▶ _Exercise task_:
Output the full listing below exactly, without the pictures.

▶ _Information supplied_:
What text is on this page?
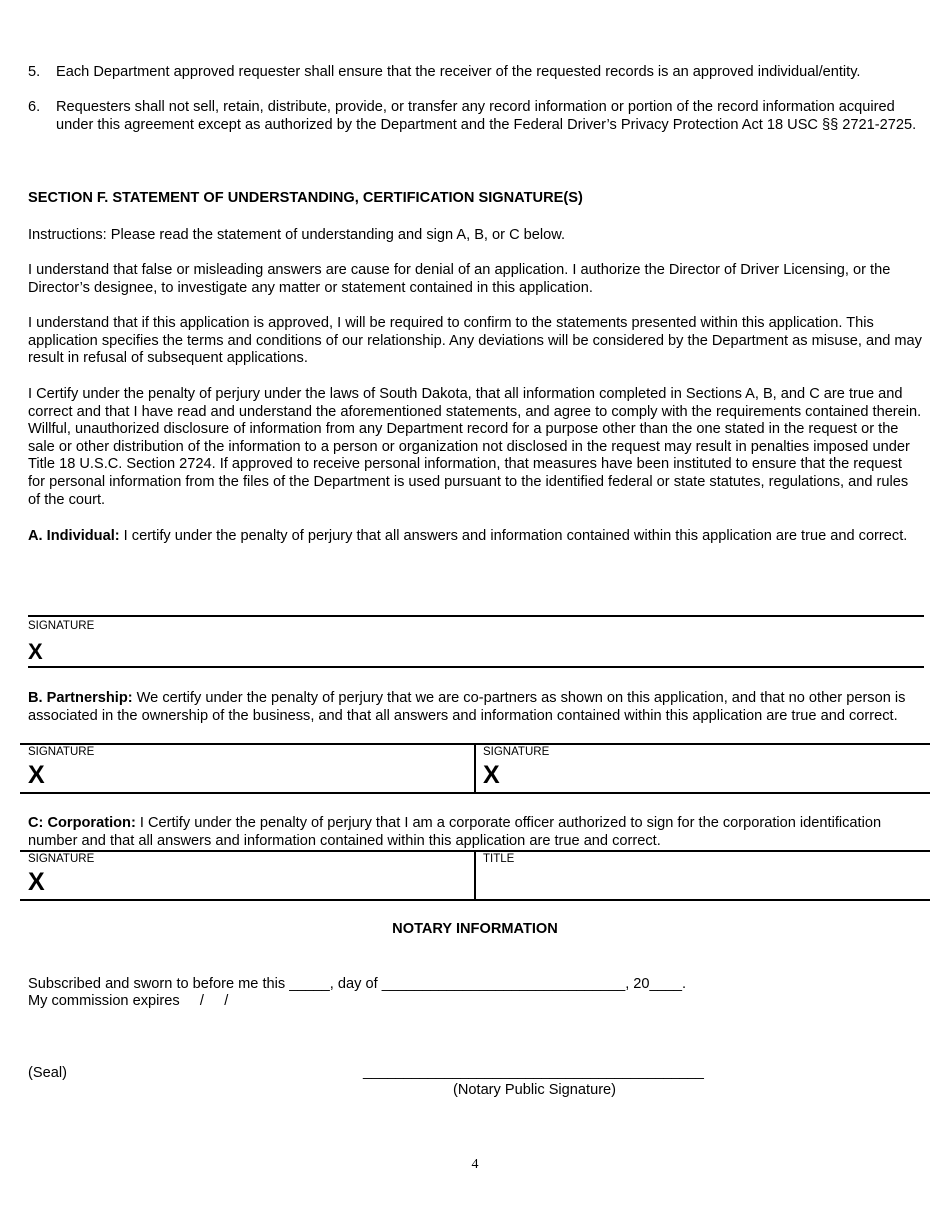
5. Each Department approved requester shall ensure that the receiver of the requested records is an approved individual/entity.
6. Requesters shall not sell, retain, distribute, provide, or transfer any record information or portion of the record information acquired under this agreement except as authorized by the Department and the Federal Driver’s Privacy Protection Act 18 USC §§ 2721-2725.
SECTION F. STATEMENT OF UNDERSTANDING, CERTIFICATION SIGNATURE(S)
Instructions: Please read the statement of understanding and sign A, B, or C below.
I understand that false or misleading answers are cause for denial of an application. I authorize the Director of Driver Licensing, or the Director’s designee, to investigate any matter or statement contained in this application.
I understand that if this application is approved, I will be required to confirm to the statements presented within this application. This application specifies the terms and conditions of our relationship. Any deviations will be considered by the Department as misuse, and may result in refusal of subsequent applications.
I Certify under the penalty of perjury under the laws of South Dakota, that all information completed in Sections A, B, and C are true and correct and that I have read and understand the aforementioned statements, and agree to comply with the requirements contained therein. Willful, unauthorized disclosure of information from any Department record for a purpose other than the one stated in the request or the sale or other distribution of the information to a person or organization not disclosed in the request may result in penalties imposed under Title 18 U.S.C. Section 2724. If approved to receive personal information, that measures have been instituted to ensure that the request for personal information from the files of the Department is used pursuant to the identified federal or state statutes, regulations, and rules of the court.
A. Individual: I certify under the penalty of perjury that all answers and information contained within this application are true and correct.
SIGNATURE
X
B. Partnership: We certify under the penalty of perjury that we are co-partners as shown on this application, and that no other person is associated in the ownership of the business, and that all answers and information contained within this application are true and correct.
SIGNATURE	SIGNATURE
X	X
C: Corporation: I Certify under the penalty of perjury that I am a corporate officer authorized to sign for the corporation identification number and that all answers and information contained within this application are true and correct.
SIGNATURE	TITLE
X
NOTARY INFORMATION
Subscribed and sworn to before me this _____, day of ______________________________, 20____.
My commission expires     /     /
(Seal)	__________________________________________
(Notary Public Signature)
4
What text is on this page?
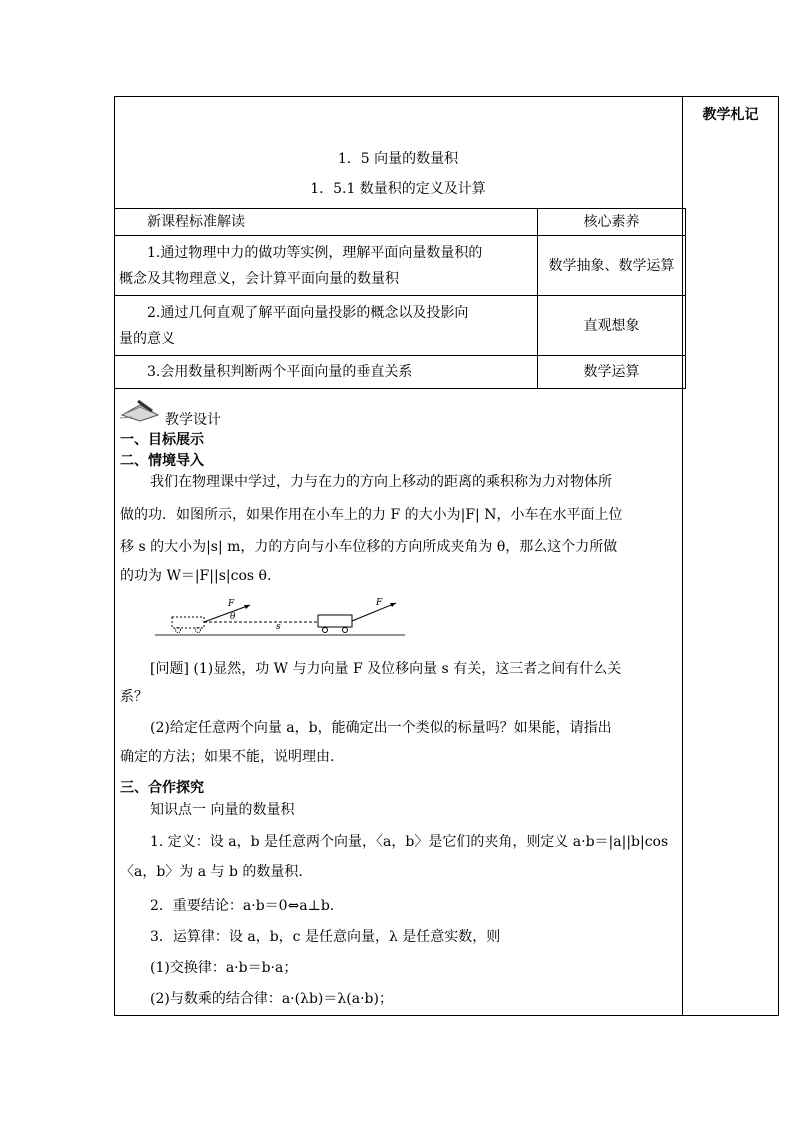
教学札记
1．5 向量的数量积
1．5.1 数量积的定义及计算
新课程标准解读	核心素养

1.通过物理中力的做功等实例，理解平面向量数量积的
概念及其物理意义，会计算平面向量的数量积	数学抽象、数学运算

2.通过几何直观了解平面向量投影的概念以及投影向
量的意义	直观想象
3.会用数量积判断两个平面向量的垂直关系	数学运算
教学设计
一、目标展示
二、情境导入
我们在物理课中学过，力与在力的方向上移动的距离的乘积称为力对物体所
做的功．如图所示，如果作用在小车上的力 F 的大小为|F| N，小车在水平面上位
移 s 的大小为|s| m，力的方向与小车位移的方向所成夹角为 θ，那么这个力所做
的功为 W＝|F||s|cos θ.
F
θ
s
F
[问题] (1)显然，功 W 与力向量 F 及位移向量 s 有关，这三者之间有什么关
系？
(2)给定任意两个向量 a，b，能确定出一个类似的标量吗？如果能，请指出
确定的方法；如果不能，说明理由.
三、合作探究
知识点一 向量的数量积
1. 定义：设 a，b 是任意两个向量，〈a，b〉是它们的夹角，则定义 a·b＝|a||b|cos
〈a，b〉为 a 与 b 的数量积.
2．重要结论：a·b＝0⇔a⊥b.
3．运算律：设 a，b，c 是任意向量，λ 是任意实数，则
(1)交换律：a·b＝b·a；
(2)与数乘的结合律：a·(λb)＝λ(a·b)；
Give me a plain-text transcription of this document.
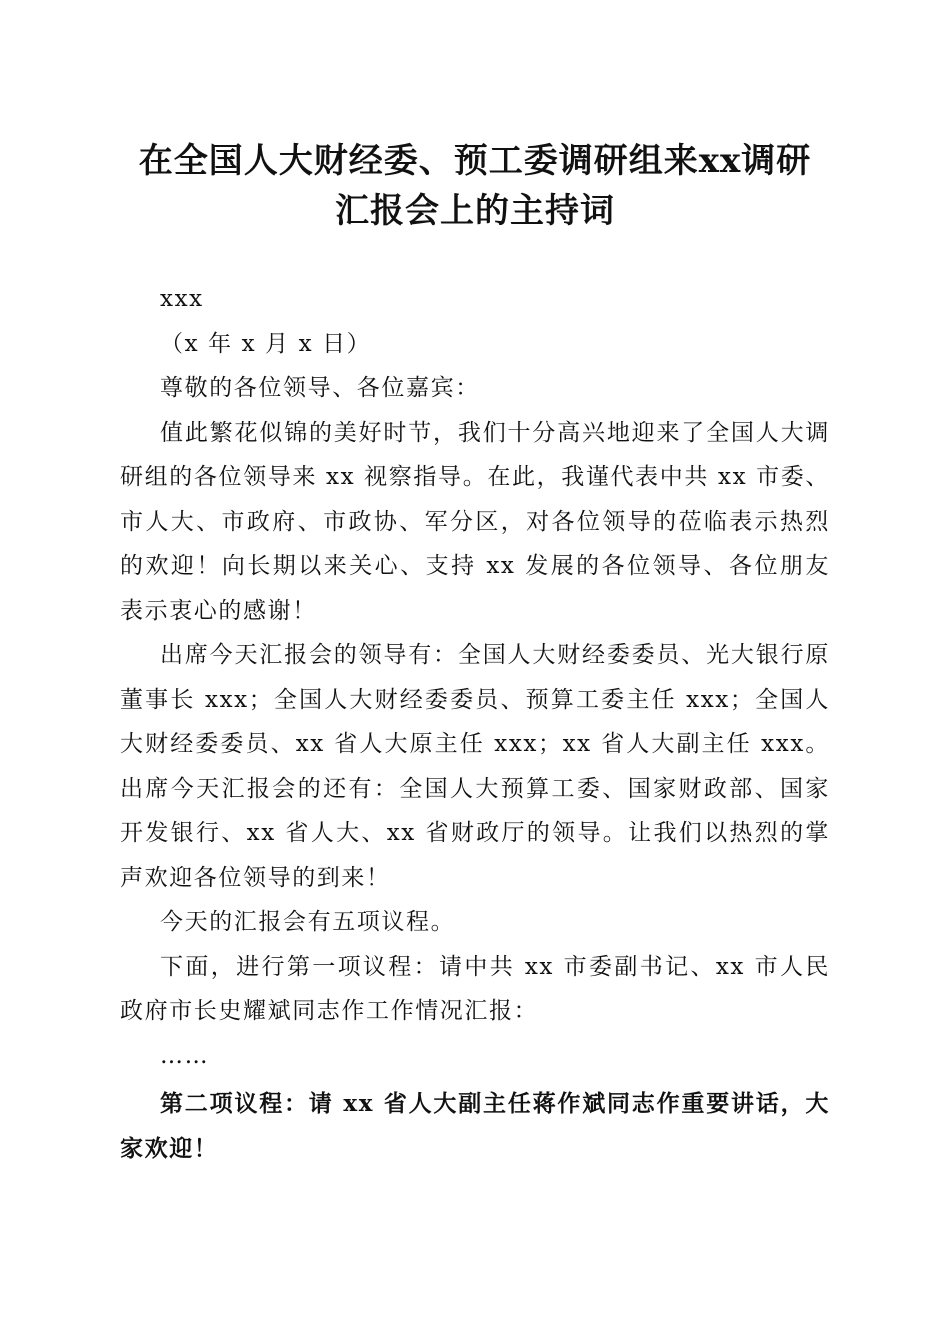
在全国人大财经委、预工委调研组来xx调研
汇报会上的主持词

xxx

（x 年 x 月 x 日）

尊敬的各位领导、各位嘉宾：

值此繁花似锦的美好时节，我们十分高兴地迎来了全国人大调研组的各位领导来 xx 视察指导。在此，我谨代表中共 xx 市委、市人大、市政府、市政协、军分区，对各位领导的莅临表示热烈的欢迎！向长期以来关心、支持 xx 发展的各位领导、各位朋友表示衷心的感谢！

出席今天汇报会的领导有：全国人大财经委委员、光大银行原董事长 xxx；全国人大财经委委员、预算工委主任 xxx；全国人大财经委委员、xx 省人大原主任 xxx；xx 省人大副主任 xxx。出席今天汇报会的还有：全国人大预算工委、国家财政部、国家开发银行、xx 省人大、xx 省财政厅的领导。让我们以热烈的掌声欢迎各位领导的到来！

今天的汇报会有五项议程。

下面，进行第一项议程：请中共 xx 市委副书记、xx 市人民政府市长史耀斌同志作工作情况汇报：

……

第二项议程：请 xx 省人大副主任蒋作斌同志作重要讲话，大家欢迎！
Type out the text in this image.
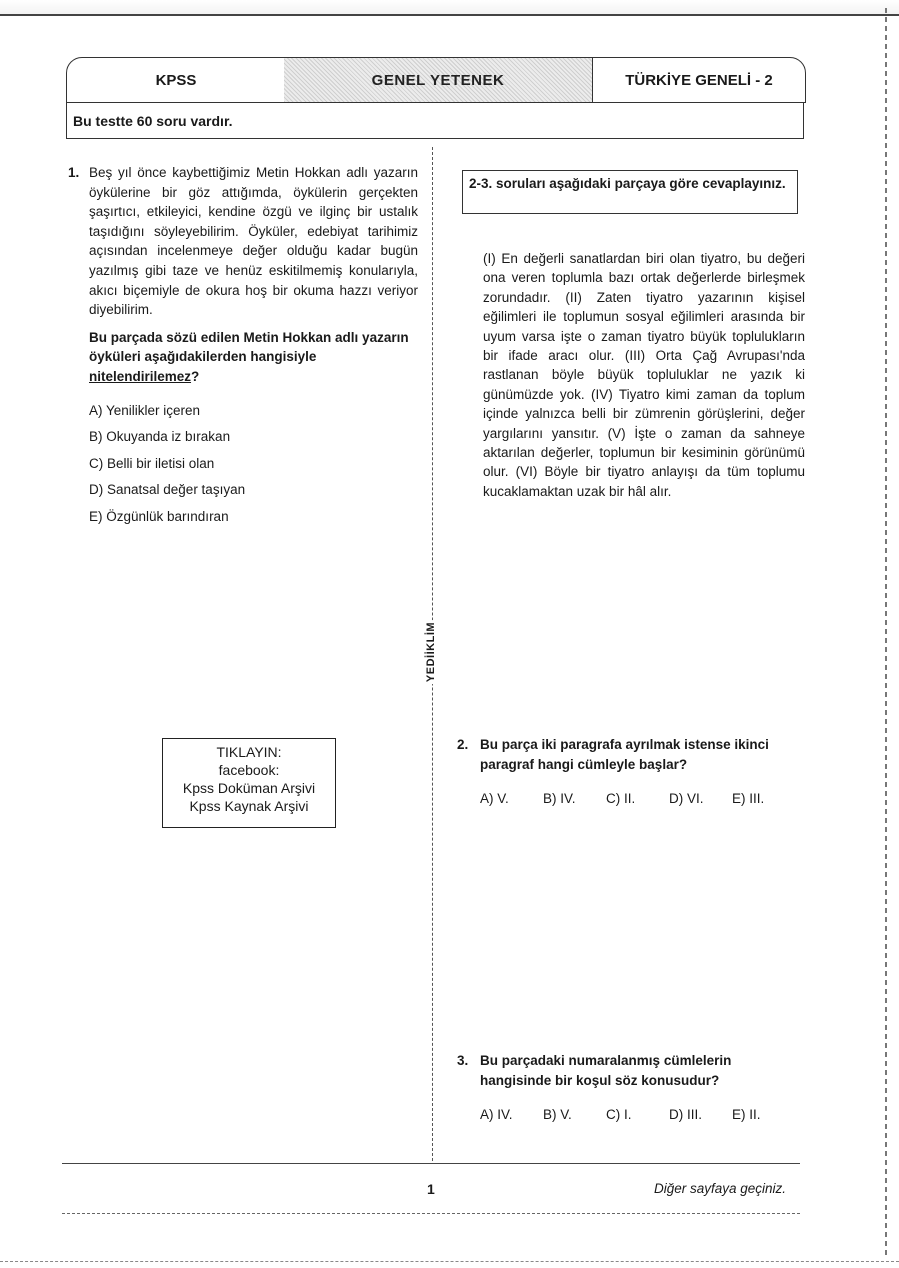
KPSS	GENEL YETENEK	TÜRKİYE GENELİ - 2
Bu testte 60 soru vardır.
YEDİİKLİM
1. Beş yıl önce kaybettiğimiz Metin Hokkan adlı yazarın öykülerine bir göz attığımda, öykülerin gerçekten şaşırtıcı, etkileyici, kendine özgü ve ilginç bir ustalık taşıdığını söyleyebilirim. Öyküler, edebiyat tarihimiz açısından incelenmeye değer olduğu kadar bugün yazılmış gibi taze ve henüz eskitilmemiş konularıyla, akıcı biçemiyle de okura hoş bir okuma hazzı veriyor diyebilirim.
Bu parçada sözü edilen Metin Hokkan adlı yazarın öyküleri aşağıdakilerden hangisiyle nitelendirilemez?
A) Yenilikler içeren
B) Okuyanda iz bırakan
C) Belli bir iletisi olan
D) Sanatsal değer taşıyan
E) Özgünlük barındıran
TIKLAYIN:
facebook:
Kpss Doküman Arşivi
Kpss Kaynak Arşivi
2-3. soruları aşağıdaki parçaya göre cevaplayınız.
(I) En değerli sanatlardan biri olan tiyatro, bu değeri ona veren toplumla bazı ortak değerlerde birleşmek zorundadır. (II) Zaten tiyatro yazarının kişisel eğilimleri ile toplumun sosyal eğilimleri arasında bir uyum varsa işte o zaman tiyatro büyük toplulukların bir ifade aracı olur. (III) Orta Çağ Avrupası'nda rastlanan böyle büyük topluluklar ne yazık ki günümüzde yok. (IV) Tiyatro kimi zaman da toplum içinde yalnızca belli bir zümrenin görüşlerini, değer yargılarını yansıtır. (V) İşte o zaman da sahneye aktarılan değerler, toplumun bir kesiminin görünümü olur. (VI) Böyle bir tiyatro anlayışı da tüm toplumu kucaklamaktan uzak bir hâl alır.
2. Bu parça iki paragrafa ayrılmak istense ikinci paragraf hangi cümleyle başlar?
A) V.	B) IV.	C) II.	D) VI.	E) III.
3. Bu parçadaki numaralanmış cümlelerin hangisinde bir koşul söz konusudur?
A) IV.	B) V.	C) I.	D) III.	E) II.
1	Diğer sayfaya geçiniz.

▶ _Correct response_:
What text is on this page?
5. Each Department approved requester shall ensure that the receiver of the requested records is an approved individual/entity.
6. Requesters shall not sell, retain, distribute, provide, or transfer any record information or portion of the record information acquired under this agreement except as authorized by the Department and the Federal Driver’s Privacy Protection Act 18 USC §§ 2721-2725.
SECTION F. STATEMENT OF UNDERSTANDING, CERTIFICATION SIGNATURE(S)
Instructions: Please read the statement of understanding and sign A, B, or C below.
I understand that false or misleading answers are cause for denial of an application. I authorize the Director of Driver Licensing, or the Director’s designee, to investigate any matter or statement contained in this application.
I understand that if this application is approved, I will be required to confirm to the statements presented within this application. This application specifies the terms and conditions of our relationship. Any deviations will be considered by the Department as misuse, and may result in refusal of subsequent applications.
I Certify under the penalty of perjury under the laws of South Dakota, that all information completed in Sections A, B, and C are true and correct and that I have read and understand the aforementioned statements, and agree to comply with the requirements contained therein. Willful, unauthorized disclosure of information from any Department record for a purpose other than the one stated in the request or the sale or other distribution of the information to a person or organization not disclosed in the request may result in penalties imposed under Title 18 U.S.C. Section 2724. If approved to receive personal information, that measures have been instituted to ensure that the request for personal information from the files of the Department is used pursuant to the identified federal or state statutes, regulations, and rules of the court.
A. Individual: I certify under the penalty of perjury that all answers and information contained within this application are true and correct.
SIGNATURE
X
B. Partnership: We certify under the penalty of perjury that we are co-partners as shown on this application, and that no other person is associated in the ownership of the business, and that all answers and information contained within this application are true and correct.
SIGNATURE	SIGNATURE
X	X
C: Corporation: I Certify under the penalty of perjury that I am a corporate officer authorized to sign for the corporation identification number and that all answers and information contained within this application are true and correct.
SIGNATURE	TITLE
X
NOTARY INFORMATION
Subscribed and sworn to before me this _____, day of ______________________________, 20____.
My commission expires     /     /
(Seal)	__________________________________________
(Notary Public Signature)
4
What text is on this page?
教学札记
1．5 向量的数量积
1．5.1 数量积的定义及计算
新课程标准解读	核心素养

1.通过物理中力的做功等实例，理解平面向量数量积的
概念及其物理意义，会计算平面向量的数量积	数学抽象、数学运算

2.通过几何直观了解平面向量投影的概念以及投影向
量的意义	直观想象
3.会用数量积判断两个平面向量的垂直关系	数学运算
教学设计
一、目标展示
二、情境导入
我们在物理课中学过，力与在力的方向上移动的距离的乘积称为力对物体所
做的功．如图所示，如果作用在小车上的力 F 的大小为|F| N，小车在水平面上位
移 s 的大小为|s| m，力的方向与小车位移的方向所成夹角为 θ，那么这个力所做
的功为 W＝|F||s|cos θ.
F
θ
s
F
[问题] (1)显然，功 W 与力向量 F 及位移向量 s 有关，这三者之间有什么关
系？
(2)给定任意两个向量 a，b，能确定出一个类似的标量吗？如果能，请指出
确定的方法；如果不能，说明理由.
三、合作探究
知识点一 向量的数量积
1. 定义：设 a，b 是任意两个向量，〈a，b〉是它们的夹角，则定义 a·b＝|a||b|cos
〈a，b〉为 a 与 b 的数量积.
2．重要结论：a·b＝0⇔a⊥b.
3．运算律：设 a，b，c 是任意向量，λ 是任意实数，则
(1)交换律：a·b＝b·a；
(2)与数乘的结合律：a·(λb)＝λ(a·b)；
Give me a plain-text transcription of this document.
在全国人大财经委、预工委调研组来xx调研
汇报会上的主持词

xxx

（x 年 x 月 x 日）

尊敬的各位领导、各位嘉宾：

值此繁花似锦的美好时节，我们十分高兴地迎来了全国人大调研组的各位领导来 xx 视察指导。在此，我谨代表中共 xx 市委、市人大、市政府、市政协、军分区，对各位领导的莅临表示热烈的欢迎！向长期以来关心、支持 xx 发展的各位领导、各位朋友表示衷心的感谢！

出席今天汇报会的领导有：全国人大财经委委员、光大银行原董事长 xxx；全国人大财经委委员、预算工委主任 xxx；全国人大财经委委员、xx 省人大原主任 xxx；xx 省人大副主任 xxx。出席今天汇报会的还有：全国人大预算工委、国家财政部、国家开发银行、xx 省人大、xx 省财政厅的领导。让我们以热烈的掌声欢迎各位领导的到来！

今天的汇报会有五项议程。

下面，进行第一项议程：请中共 xx 市委副书记、xx 市人民政府市长史耀斌同志作工作情况汇报：

……

第二项议程：请 xx 省人大副主任蒋作斌同志作重要讲话，大家欢迎！
Type out the text in this image.
KPSS	GENEL YETENEK	TÜRKİYE GENELİ - 2
Bu testte 60 soru vardır.
YEDİİKLİM
1. Beş yıl önce kaybettiğimiz Metin Hokkan adlı yazarın öykülerine bir göz attığımda, öykülerin gerçekten şaşırtıcı, etkileyici, kendine özgü ve ilginç bir ustalık taşıdığını söyleyebilirim. Öyküler, edebiyat tarihimiz açısından incelenmeye değer olduğu kadar bugün yazılmış gibi taze ve henüz eskitilmemiş konularıyla, akıcı biçemiyle de okura hoş bir okuma hazzı veriyor diyebilirim.
Bu parçada sözü edilen Metin Hokkan adlı yazarın öyküleri aşağıdakilerden hangisiyle nitelendirilemez?
A) Yenilikler içeren
B) Okuyanda iz bırakan
C) Belli bir iletisi olan
D) Sanatsal değer taşıyan
E) Özgünlük barındıran
TIKLAYIN:
facebook:
Kpss Doküman Arşivi
Kpss Kaynak Arşivi
2-3. soruları aşağıdaki parçaya göre cevaplayınız.
(I) En değerli sanatlardan biri olan tiyatro, bu değeri ona veren toplumla bazı ortak değerlerde birleşmek zorundadır. (II) Zaten tiyatro yazarının kişisel eğilimleri ile toplumun sosyal eğilimleri arasında bir uyum varsa işte o zaman tiyatro büyük toplulukların bir ifade aracı olur. (III) Orta Çağ Avrupası'nda rastlanan böyle büyük topluluklar ne yazık ki günümüzde yok. (IV) Tiyatro kimi zaman da toplum içinde yalnızca belli bir zümrenin görüşlerini, değer yargılarını yansıtır. (V) İşte o zaman da sahneye aktarılan değerler, toplumun bir kesiminin görünümü olur. (VI) Böyle bir tiyatro anlayışı da tüm toplumu kucaklamaktan uzak bir hâl alır.
2. Bu parça iki paragrafa ayrılmak istense ikinci paragraf hangi cümleyle başlar?
A) V.	B) IV.	C) II.	D) VI.	E) III.
3. Bu parçadaki numaralanmış cümlelerin hangisinde bir koşul söz konusudur?
A) IV.	B) V.	C) I.	D) III.	E) II.
1	Diğer sayfaya geçiniz.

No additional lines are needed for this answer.